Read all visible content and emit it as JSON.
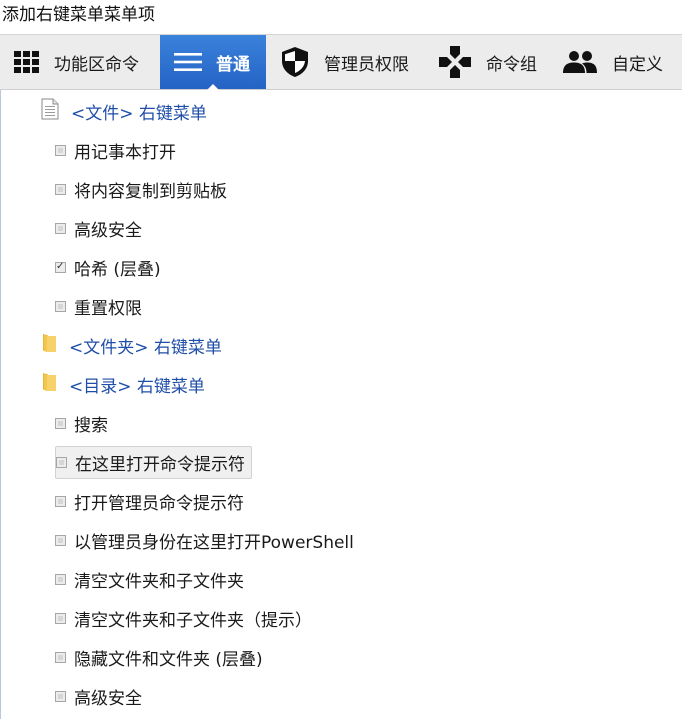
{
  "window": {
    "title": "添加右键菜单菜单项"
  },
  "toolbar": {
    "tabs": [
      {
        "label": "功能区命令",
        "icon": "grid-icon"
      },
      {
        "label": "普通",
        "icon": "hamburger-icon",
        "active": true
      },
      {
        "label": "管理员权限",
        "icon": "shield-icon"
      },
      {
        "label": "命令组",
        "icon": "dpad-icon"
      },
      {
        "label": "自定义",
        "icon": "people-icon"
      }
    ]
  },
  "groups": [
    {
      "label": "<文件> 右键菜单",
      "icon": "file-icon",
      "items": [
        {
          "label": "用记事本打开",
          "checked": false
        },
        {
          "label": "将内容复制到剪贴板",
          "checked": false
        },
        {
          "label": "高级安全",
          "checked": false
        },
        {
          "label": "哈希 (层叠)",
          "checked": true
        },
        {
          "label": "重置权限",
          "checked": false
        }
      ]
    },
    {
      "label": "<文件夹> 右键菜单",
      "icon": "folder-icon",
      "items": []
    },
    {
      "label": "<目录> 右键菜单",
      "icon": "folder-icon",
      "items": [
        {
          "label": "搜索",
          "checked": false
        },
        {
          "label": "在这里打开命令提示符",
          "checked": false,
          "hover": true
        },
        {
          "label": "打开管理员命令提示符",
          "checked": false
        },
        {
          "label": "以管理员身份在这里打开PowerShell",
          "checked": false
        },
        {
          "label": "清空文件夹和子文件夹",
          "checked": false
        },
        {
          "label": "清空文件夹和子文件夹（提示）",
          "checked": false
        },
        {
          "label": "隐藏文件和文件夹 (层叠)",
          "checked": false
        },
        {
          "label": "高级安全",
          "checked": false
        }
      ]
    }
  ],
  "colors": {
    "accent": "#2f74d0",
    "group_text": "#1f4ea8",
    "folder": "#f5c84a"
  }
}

◆ ◆ ◆ ◆ ◆

# [Exercise requirements]
Isolate the lines above that contain the word "true" and copy them.

# [Result of this exercise]
        "active": true
          "checked": true
          "hover": true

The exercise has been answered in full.